# EXTRACTED ENTRIES:
* BEGIN *
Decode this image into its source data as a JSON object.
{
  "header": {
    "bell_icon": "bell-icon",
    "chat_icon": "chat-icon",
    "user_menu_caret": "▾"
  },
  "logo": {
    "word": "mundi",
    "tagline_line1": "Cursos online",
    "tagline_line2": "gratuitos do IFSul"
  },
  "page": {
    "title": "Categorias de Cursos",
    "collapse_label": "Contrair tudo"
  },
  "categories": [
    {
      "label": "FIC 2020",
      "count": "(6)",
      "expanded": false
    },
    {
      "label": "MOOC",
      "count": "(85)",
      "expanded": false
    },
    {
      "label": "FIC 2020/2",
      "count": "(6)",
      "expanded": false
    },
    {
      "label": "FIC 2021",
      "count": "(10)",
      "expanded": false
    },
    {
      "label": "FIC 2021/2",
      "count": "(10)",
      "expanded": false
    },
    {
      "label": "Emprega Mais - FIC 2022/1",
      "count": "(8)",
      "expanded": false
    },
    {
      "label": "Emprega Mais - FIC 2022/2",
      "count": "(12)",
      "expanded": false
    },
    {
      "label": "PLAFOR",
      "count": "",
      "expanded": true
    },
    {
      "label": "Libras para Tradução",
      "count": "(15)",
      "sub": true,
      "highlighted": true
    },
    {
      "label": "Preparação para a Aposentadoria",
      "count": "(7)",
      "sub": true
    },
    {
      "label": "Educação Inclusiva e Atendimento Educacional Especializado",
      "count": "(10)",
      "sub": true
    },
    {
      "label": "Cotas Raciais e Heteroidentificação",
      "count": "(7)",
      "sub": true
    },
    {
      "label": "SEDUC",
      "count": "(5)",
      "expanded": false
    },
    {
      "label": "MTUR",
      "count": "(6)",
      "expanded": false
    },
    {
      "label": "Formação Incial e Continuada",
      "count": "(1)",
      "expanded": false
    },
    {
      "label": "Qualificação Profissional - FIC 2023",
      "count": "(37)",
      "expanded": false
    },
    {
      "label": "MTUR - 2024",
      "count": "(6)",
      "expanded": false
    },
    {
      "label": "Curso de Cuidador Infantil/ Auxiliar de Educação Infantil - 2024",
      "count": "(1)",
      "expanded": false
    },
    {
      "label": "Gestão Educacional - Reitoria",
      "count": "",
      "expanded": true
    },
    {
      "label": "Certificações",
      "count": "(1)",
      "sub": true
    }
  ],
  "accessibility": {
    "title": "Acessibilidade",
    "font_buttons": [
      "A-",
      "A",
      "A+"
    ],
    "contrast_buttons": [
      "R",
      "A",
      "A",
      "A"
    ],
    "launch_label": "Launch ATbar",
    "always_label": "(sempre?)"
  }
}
* END *
# GOAL:
Report only a number: how many lines in the material above contain the string "Mais".

# RESPONSE TO THE TASK:
2